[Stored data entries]

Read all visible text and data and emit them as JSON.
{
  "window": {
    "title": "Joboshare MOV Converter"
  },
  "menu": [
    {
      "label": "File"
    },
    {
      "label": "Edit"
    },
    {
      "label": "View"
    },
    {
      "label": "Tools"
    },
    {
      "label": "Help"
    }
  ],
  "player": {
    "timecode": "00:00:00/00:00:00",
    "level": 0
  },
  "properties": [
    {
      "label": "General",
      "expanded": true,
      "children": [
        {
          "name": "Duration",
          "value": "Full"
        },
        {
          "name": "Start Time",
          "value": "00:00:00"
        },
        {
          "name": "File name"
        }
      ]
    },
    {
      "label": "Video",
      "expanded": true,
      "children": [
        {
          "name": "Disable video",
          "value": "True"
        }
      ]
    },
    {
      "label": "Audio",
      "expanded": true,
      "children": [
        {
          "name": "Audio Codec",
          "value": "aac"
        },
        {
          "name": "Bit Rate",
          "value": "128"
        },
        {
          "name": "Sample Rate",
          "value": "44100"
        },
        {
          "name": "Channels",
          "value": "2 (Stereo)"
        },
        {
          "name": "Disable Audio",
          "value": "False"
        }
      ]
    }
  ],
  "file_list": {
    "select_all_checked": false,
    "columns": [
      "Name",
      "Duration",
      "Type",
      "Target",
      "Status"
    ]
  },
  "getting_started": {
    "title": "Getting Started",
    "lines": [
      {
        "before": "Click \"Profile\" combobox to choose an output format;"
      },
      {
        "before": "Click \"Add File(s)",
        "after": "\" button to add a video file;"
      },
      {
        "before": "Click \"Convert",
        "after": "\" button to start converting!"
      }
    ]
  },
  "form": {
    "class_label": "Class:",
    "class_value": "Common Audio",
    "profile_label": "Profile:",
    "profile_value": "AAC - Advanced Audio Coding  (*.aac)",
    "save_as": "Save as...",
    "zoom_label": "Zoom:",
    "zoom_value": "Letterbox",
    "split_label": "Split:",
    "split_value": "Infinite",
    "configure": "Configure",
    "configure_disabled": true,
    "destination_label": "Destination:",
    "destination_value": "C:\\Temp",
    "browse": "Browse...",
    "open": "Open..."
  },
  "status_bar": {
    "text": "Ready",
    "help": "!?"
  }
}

Your goal: Print back all the lines verbatim.

Solution to this task:
Read all visible text and data and emit them as JSON.
{
  "window": {
    "title": "Joboshare MOV Converter"
  },
  "menu": [
    {
      "label": "File"
    },
    {
      "label": "Edit"
    },
    {
      "label": "View"
    },
    {
      "label": "Tools"
    },
    {
      "label": "Help"
    }
  ],
  "player": {
    "timecode": "00:00:00/00:00:00",
    "level": 0
  },
  "properties": [
    {
      "label": "General",
      "expanded": true,
      "children": [
        {
          "name": "Duration",
          "value": "Full"
        },
        {
          "name": "Start Time",
          "value": "00:00:00"
        },
        {
          "name": "File name"
        }
      ]
    },
    {
      "label": "Video",
      "expanded": true,
      "children": [
        {
          "name": "Disable video",
          "value": "True"
        }
      ]
    },
    {
      "label": "Audio",
      "expanded": true,
      "children": [
        {
          "name": "Audio Codec",
          "value": "aac"
        },
        {
          "name": "Bit Rate",
          "value": "128"
        },
        {
          "name": "Sample Rate",
          "value": "44100"
        },
        {
          "name": "Channels",
          "value": "2 (Stereo)"
        },
        {
          "name": "Disable Audio",
          "value": "False"
        }
      ]
    }
  ],
  "file_list": {
    "select_all_checked": false,
    "columns": [
      "Name",
      "Duration",
      "Type",
      "Target",
      "Status"
    ]
  },
  "getting_started": {
    "title": "Getting Started",
    "lines": [
      {
        "before": "Click \"Profile\" combobox to choose an output format;"
      },
      {
        "before": "Click \"Add File(s)",
        "after": "\" button to add a video file;"
      },
      {
        "before": "Click \"Convert",
        "after": "\" button to start converting!"
      }
    ]
  },
  "form": {
    "class_label": "Class:",
    "class_value": "Common Audio",
    "profile_label": "Profile:",
    "profile_value": "AAC - Advanced Audio Coding  (*.aac)",
    "save_as": "Save as...",
    "zoom_label": "Zoom:",
    "zoom_value": "Letterbox",
    "split_label": "Split:",
    "split_value": "Infinite",
    "configure": "Configure",
    "configure_disabled": true,
    "destination_label": "Destination:",
    "destination_value": "C:\\Temp",
    "browse": "Browse...",
    "open": "Open..."
  },
  "status_bar": {
    "text": "Ready",
    "help": "!?"
  }
}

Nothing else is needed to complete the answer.